• **Prompt**
Please retype the records below exactly, leaving out any pictures.

[Excerpt from a dataset]
--- Begin ---

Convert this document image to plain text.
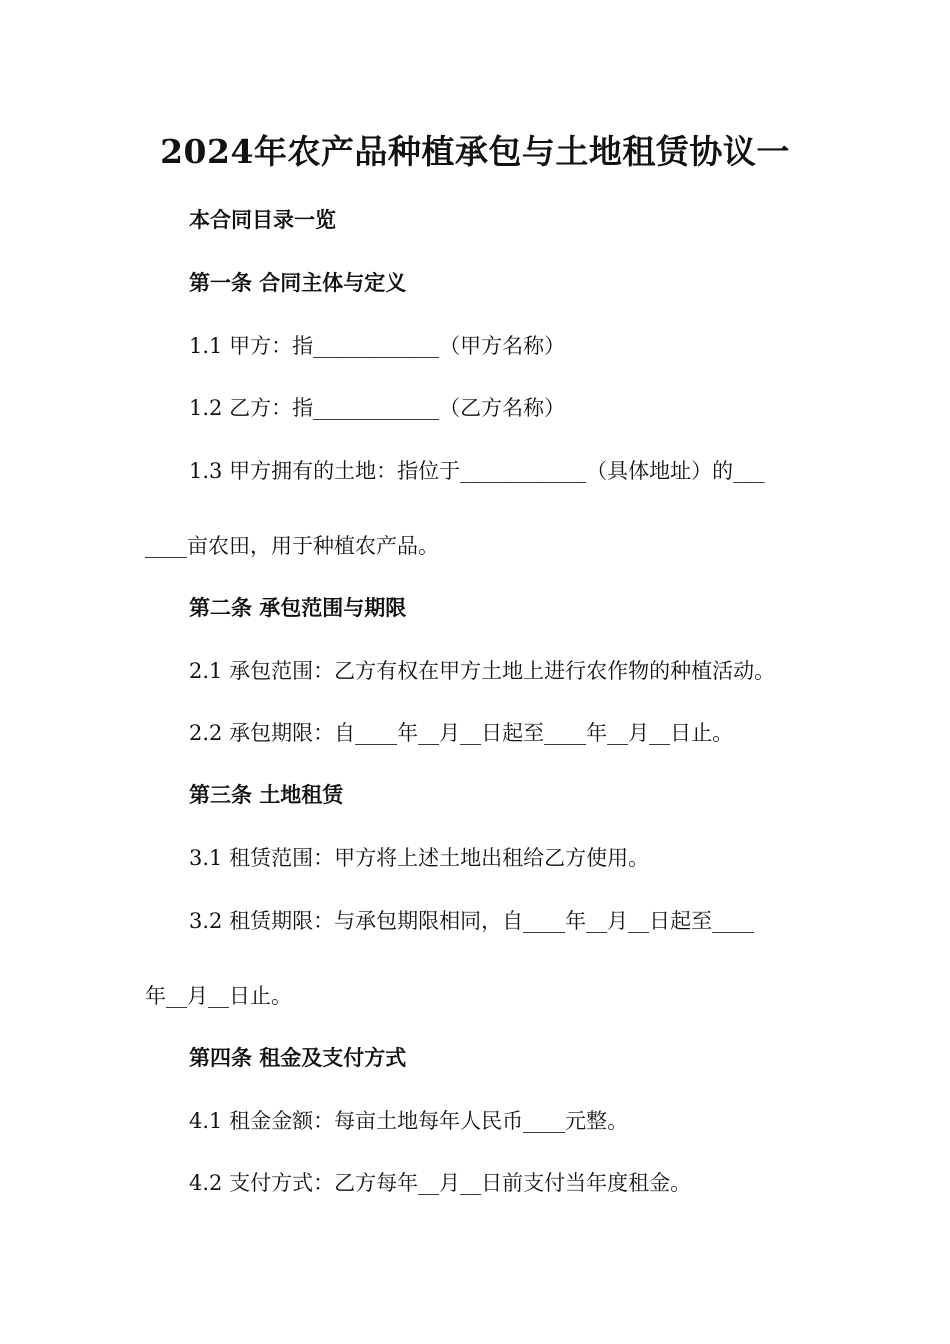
2024年农产品种植承包与土地租赁协议一
本合同目录一览
第一条 合同主体与定义
1.1 甲方：指____________（甲方名称）
1.2 乙方：指____________（乙方名称）
1.3 甲方拥有的土地：指位于____________（具体地址）的___
____亩农田，用于种植农产品。
第二条 承包范围与期限
2.1 承包范围：乙方有权在甲方土地上进行农作物的种植活动。
2.2 承包期限：自____年__月__日起至____年__月__日止。
第三条 土地租赁
3.1 租赁范围：甲方将上述土地出租给乙方使用。
3.2 租赁期限：与承包期限相同，自____年__月__日起至____
年__月__日止。
第四条 租金及支付方式
4.1 租金金额：每亩土地每年人民币____元整。
4.2 支付方式：乙方每年__月__日前支付当年度租金。
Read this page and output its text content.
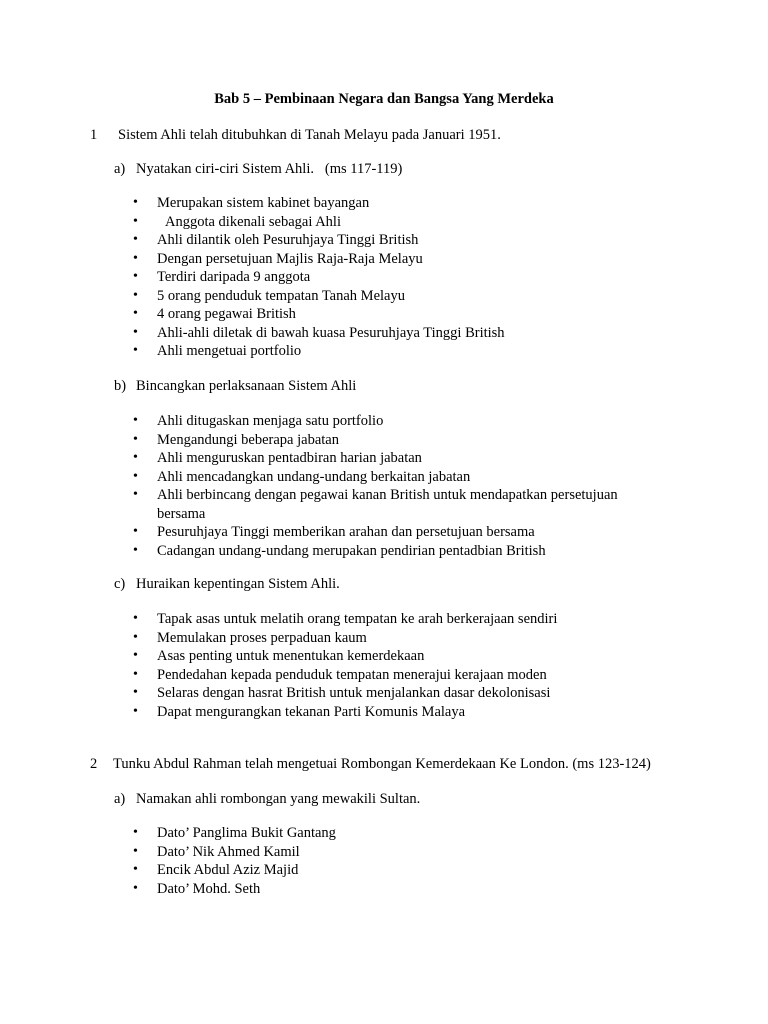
Bab 5 – Pembinaan Negara dan Bangsa Yang Merdeka
1 Sistem Ahli telah ditubuhkan di Tanah Melayu pada Januari 1951.
a) Nyatakan ciri-ciri Sistem Ahli.   (ms 117-119)
• Merupakan sistem kabinet bayangan
• Anggota dikenali sebagai Ahli
• Ahli dilantik oleh Pesuruhjaya Tinggi British
• Dengan persetujuan Majlis Raja-Raja Melayu
• Terdiri daripada 9 anggota
• 5 orang penduduk tempatan Tanah Melayu
• 4 orang pegawai British
• Ahli-ahli diletak di bawah kuasa Pesuruhjaya Tinggi British
• Ahli mengetuai portfolio
b) Bincangkan perlaksanaan Sistem Ahli
• Ahli ditugaskan menjaga satu portfolio
• Mengandungi beberapa jabatan
• Ahli menguruskan pentadbiran harian jabatan
• Ahli mencadangkan undang-undang berkaitan jabatan
• Ahli berbincang dengan pegawai kanan British untuk mendapatkan persetujuan bersama
• Pesuruhjaya Tinggi memberikan arahan dan persetujuan bersama
• Cadangan undang-undang merupakan pendirian pentadbian British
c) Huraikan kepentingan Sistem Ahli.
• Tapak asas untuk melatih orang tempatan ke arah berkerajaan sendiri
• Memulakan proses perpaduan kaum
• Asas penting untuk menentukan kemerdekaan
• Pendedahan kepada penduduk tempatan menerajui kerajaan moden
• Selaras dengan hasrat British untuk menjalankan dasar dekolonisasi
• Dapat mengurangkan tekanan Parti Komunis Malaya
2 Tunku Abdul Rahman telah mengetuai Rombongan Kemerdekaan Ke London. (ms 123-124)
a) Namakan ahli rombongan yang mewakili Sultan.
• Dato’ Panglima Bukit Gantang
• Dato’ Nik Ahmed Kamil
• Encik Abdul Aziz Majid
• Dato’ Mohd. Seth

--- End ---

• **Result**
Convert this document image to plain text.
2024年农产品种植承包与土地租赁协议一
本合同目录一览
第一条 合同主体与定义
1.1 甲方：指____________（甲方名称）
1.2 乙方：指____________（乙方名称）
1.3 甲方拥有的土地：指位于____________（具体地址）的___
____亩农田，用于种植农产品。
第二条 承包范围与期限
2.1 承包范围：乙方有权在甲方土地上进行农作物的种植活动。
2.2 承包期限：自____年__月__日起至____年__月__日止。
第三条 土地租赁
3.1 租赁范围：甲方将上述土地出租给乙方使用。
3.2 租赁期限：与承包期限相同，自____年__月__日起至____
年__月__日止。
第四条 租金及支付方式
4.1 租金金额：每亩土地每年人民币____元整。
4.2 支付方式：乙方每年__月__日前支付当年度租金。
Read this page and output its text content.
Bab 5 – Pembinaan Negara dan Bangsa Yang Merdeka
1 Sistem Ahli telah ditubuhkan di Tanah Melayu pada Januari 1951.
a) Nyatakan ciri-ciri Sistem Ahli.   (ms 117-119)
• Merupakan sistem kabinet bayangan
• Anggota dikenali sebagai Ahli
• Ahli dilantik oleh Pesuruhjaya Tinggi British
• Dengan persetujuan Majlis Raja-Raja Melayu
• Terdiri daripada 9 anggota
• 5 orang penduduk tempatan Tanah Melayu
• 4 orang pegawai British
• Ahli-ahli diletak di bawah kuasa Pesuruhjaya Tinggi British
• Ahli mengetuai portfolio
b) Bincangkan perlaksanaan Sistem Ahli
• Ahli ditugaskan menjaga satu portfolio
• Mengandungi beberapa jabatan
• Ahli menguruskan pentadbiran harian jabatan
• Ahli mencadangkan undang-undang berkaitan jabatan
• Ahli berbincang dengan pegawai kanan British untuk mendapatkan persetujuan bersama
• Pesuruhjaya Tinggi memberikan arahan dan persetujuan bersama
• Cadangan undang-undang merupakan pendirian pentadbian British
c) Huraikan kepentingan Sistem Ahli.
• Tapak asas untuk melatih orang tempatan ke arah berkerajaan sendiri
• Memulakan proses perpaduan kaum
• Asas penting untuk menentukan kemerdekaan
• Pendedahan kepada penduduk tempatan menerajui kerajaan moden
• Selaras dengan hasrat British untuk menjalankan dasar dekolonisasi
• Dapat mengurangkan tekanan Parti Komunis Malaya
2 Tunku Abdul Rahman telah mengetuai Rombongan Kemerdekaan Ke London. (ms 123-124)
a) Namakan ahli rombongan yang mewakili Sultan.
• Dato’ Panglima Bukit Gantang
• Dato’ Nik Ahmed Kamil
• Encik Abdul Aziz Majid
• Dato’ Mohd. Seth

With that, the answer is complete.